-------- EXTRACTED INFORMATION

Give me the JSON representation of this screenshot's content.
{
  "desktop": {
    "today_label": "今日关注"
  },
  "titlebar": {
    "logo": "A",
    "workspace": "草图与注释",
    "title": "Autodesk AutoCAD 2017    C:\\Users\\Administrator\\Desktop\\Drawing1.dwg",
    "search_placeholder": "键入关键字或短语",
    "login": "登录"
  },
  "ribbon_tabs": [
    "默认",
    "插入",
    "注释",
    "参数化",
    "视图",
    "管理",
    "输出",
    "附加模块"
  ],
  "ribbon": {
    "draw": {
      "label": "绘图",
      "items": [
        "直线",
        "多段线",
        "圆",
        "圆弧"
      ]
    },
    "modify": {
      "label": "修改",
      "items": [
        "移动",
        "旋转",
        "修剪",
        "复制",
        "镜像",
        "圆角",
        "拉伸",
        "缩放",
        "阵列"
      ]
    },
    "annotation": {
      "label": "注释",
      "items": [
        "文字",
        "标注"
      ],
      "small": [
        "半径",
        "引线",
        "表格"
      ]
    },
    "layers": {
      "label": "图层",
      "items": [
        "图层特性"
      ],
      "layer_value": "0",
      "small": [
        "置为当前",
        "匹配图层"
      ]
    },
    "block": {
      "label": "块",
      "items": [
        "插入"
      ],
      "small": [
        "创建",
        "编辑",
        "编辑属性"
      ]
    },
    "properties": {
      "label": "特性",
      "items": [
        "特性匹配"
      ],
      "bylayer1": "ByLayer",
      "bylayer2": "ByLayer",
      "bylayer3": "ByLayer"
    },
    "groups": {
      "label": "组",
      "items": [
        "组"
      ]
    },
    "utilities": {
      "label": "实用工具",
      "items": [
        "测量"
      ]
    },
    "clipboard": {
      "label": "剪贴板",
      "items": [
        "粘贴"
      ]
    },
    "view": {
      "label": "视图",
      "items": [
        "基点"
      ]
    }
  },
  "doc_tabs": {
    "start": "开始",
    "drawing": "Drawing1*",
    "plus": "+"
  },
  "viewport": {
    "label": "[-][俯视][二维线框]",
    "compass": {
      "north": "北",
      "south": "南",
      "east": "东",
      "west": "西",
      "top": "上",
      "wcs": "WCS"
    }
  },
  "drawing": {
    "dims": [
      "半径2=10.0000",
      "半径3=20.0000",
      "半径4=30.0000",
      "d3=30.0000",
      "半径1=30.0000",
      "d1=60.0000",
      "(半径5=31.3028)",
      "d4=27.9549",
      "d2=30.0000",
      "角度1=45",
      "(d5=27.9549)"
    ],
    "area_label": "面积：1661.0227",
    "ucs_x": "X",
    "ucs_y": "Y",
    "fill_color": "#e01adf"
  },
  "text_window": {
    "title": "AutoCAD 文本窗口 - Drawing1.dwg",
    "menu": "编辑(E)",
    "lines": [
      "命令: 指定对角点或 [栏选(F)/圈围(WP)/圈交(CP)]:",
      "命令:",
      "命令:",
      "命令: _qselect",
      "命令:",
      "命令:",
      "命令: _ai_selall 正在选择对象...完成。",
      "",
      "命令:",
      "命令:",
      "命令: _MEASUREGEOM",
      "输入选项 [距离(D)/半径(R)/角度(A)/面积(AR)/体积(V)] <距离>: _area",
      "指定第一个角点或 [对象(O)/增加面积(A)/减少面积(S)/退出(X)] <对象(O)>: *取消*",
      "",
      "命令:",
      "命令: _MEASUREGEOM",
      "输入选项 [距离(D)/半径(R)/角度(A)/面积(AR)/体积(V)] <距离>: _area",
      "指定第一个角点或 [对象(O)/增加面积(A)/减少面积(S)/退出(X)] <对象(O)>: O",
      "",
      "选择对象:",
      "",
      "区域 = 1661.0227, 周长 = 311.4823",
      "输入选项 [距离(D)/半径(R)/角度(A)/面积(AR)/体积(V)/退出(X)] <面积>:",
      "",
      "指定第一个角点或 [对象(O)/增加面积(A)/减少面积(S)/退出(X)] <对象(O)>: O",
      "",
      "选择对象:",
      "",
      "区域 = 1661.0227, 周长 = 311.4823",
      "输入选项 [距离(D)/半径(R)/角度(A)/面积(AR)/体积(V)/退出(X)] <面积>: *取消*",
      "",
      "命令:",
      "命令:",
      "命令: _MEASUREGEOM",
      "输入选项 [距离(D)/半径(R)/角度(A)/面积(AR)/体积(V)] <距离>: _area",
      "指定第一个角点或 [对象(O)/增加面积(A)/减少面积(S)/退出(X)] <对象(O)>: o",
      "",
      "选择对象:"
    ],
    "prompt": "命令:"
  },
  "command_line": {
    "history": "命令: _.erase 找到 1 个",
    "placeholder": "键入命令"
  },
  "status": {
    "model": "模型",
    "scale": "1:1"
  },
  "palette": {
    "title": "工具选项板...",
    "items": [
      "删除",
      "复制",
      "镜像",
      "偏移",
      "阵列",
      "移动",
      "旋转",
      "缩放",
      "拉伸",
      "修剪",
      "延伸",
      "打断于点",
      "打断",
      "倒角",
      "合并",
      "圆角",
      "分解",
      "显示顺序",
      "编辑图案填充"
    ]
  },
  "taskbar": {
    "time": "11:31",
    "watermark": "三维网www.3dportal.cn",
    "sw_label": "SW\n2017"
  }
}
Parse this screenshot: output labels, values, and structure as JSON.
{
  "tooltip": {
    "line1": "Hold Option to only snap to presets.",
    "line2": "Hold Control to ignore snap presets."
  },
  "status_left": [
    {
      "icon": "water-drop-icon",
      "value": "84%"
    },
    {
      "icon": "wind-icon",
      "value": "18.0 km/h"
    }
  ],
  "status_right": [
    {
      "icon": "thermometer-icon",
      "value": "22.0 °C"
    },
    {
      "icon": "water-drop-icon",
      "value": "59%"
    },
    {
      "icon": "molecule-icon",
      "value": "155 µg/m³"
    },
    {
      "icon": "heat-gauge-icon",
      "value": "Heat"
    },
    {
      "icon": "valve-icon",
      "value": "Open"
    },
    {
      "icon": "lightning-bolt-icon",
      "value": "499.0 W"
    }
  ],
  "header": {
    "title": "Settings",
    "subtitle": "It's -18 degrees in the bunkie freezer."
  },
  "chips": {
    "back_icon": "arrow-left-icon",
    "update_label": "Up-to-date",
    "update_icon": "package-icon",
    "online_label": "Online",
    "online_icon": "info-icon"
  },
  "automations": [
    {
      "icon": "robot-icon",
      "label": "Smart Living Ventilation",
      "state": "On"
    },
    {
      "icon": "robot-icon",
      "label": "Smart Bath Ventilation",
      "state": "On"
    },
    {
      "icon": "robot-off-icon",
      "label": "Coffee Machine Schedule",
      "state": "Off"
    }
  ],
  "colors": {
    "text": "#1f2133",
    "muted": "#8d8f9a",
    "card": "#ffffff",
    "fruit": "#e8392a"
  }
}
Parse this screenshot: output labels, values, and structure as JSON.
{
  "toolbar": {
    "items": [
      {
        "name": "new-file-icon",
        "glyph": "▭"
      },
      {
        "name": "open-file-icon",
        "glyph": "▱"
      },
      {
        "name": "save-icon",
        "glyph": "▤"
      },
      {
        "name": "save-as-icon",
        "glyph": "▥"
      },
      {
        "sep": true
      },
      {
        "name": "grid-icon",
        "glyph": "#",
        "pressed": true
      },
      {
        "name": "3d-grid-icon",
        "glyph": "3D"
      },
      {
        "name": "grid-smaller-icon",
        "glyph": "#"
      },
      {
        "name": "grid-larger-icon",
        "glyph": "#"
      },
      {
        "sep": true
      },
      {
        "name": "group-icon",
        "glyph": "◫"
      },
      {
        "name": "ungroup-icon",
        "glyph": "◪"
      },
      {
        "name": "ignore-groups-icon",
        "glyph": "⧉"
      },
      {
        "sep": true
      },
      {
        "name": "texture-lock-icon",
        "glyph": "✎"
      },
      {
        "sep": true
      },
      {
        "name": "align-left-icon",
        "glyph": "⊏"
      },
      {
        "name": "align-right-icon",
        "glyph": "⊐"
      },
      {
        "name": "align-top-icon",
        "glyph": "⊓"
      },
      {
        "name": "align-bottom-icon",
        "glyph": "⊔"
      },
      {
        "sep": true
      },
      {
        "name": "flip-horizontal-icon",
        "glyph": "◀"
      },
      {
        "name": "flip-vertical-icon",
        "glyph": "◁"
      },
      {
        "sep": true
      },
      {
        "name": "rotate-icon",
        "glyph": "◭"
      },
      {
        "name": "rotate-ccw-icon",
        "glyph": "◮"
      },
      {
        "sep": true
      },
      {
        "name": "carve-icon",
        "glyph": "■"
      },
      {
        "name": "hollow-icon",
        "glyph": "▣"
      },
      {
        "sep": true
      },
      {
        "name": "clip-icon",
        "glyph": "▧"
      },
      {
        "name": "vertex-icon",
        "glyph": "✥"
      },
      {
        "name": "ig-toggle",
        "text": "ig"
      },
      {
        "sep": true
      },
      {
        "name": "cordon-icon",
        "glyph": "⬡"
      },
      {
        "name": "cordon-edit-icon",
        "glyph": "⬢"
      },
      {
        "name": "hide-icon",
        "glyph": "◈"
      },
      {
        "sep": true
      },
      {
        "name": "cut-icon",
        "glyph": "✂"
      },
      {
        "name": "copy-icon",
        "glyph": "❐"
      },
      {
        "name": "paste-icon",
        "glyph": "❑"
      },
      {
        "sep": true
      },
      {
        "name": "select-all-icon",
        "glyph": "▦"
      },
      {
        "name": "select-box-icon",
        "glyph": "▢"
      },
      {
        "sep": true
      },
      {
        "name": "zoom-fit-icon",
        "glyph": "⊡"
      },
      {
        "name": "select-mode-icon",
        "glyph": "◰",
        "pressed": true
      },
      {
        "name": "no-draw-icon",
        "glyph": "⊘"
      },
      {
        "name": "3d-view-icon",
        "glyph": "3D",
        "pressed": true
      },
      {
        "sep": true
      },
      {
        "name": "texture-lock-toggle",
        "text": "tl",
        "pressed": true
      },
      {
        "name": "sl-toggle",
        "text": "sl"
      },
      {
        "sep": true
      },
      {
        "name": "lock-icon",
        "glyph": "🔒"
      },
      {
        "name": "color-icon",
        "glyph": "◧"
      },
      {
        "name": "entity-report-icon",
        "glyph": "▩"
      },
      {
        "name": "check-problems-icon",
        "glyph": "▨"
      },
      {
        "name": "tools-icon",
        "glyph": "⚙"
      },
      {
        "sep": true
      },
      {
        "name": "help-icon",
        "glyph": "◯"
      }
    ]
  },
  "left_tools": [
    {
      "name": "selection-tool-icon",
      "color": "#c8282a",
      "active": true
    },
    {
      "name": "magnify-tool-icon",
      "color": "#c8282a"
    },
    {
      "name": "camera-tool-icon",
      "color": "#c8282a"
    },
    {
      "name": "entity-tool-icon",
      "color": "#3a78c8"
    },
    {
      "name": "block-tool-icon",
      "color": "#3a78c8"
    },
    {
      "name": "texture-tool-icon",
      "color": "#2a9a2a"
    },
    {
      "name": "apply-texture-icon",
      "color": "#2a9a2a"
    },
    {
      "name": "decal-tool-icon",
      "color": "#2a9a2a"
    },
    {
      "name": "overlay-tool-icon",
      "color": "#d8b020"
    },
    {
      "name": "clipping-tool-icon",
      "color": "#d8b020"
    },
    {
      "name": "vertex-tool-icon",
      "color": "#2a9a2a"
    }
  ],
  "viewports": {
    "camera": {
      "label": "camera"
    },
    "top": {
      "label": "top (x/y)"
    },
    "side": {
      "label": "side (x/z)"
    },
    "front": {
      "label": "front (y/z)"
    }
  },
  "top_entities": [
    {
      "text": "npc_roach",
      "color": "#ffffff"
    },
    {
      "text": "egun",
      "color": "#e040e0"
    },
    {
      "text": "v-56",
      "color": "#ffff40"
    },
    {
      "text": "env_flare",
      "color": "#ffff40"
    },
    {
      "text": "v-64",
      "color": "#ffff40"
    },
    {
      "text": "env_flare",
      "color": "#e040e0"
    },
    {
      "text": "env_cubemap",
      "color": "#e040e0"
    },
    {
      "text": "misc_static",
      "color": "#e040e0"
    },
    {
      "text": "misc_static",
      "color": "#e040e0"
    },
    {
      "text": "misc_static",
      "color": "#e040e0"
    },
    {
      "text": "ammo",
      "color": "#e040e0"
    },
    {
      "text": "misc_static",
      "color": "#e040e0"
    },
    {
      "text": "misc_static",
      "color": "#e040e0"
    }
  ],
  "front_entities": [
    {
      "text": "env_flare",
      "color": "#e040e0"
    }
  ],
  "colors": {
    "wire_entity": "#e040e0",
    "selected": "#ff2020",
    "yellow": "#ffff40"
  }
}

----------------

Of the lines above, copy each that contains "toggle".

        "name": "ig-toggle",
        "name": "texture-lock-toggle",
        "name": "sl-toggle",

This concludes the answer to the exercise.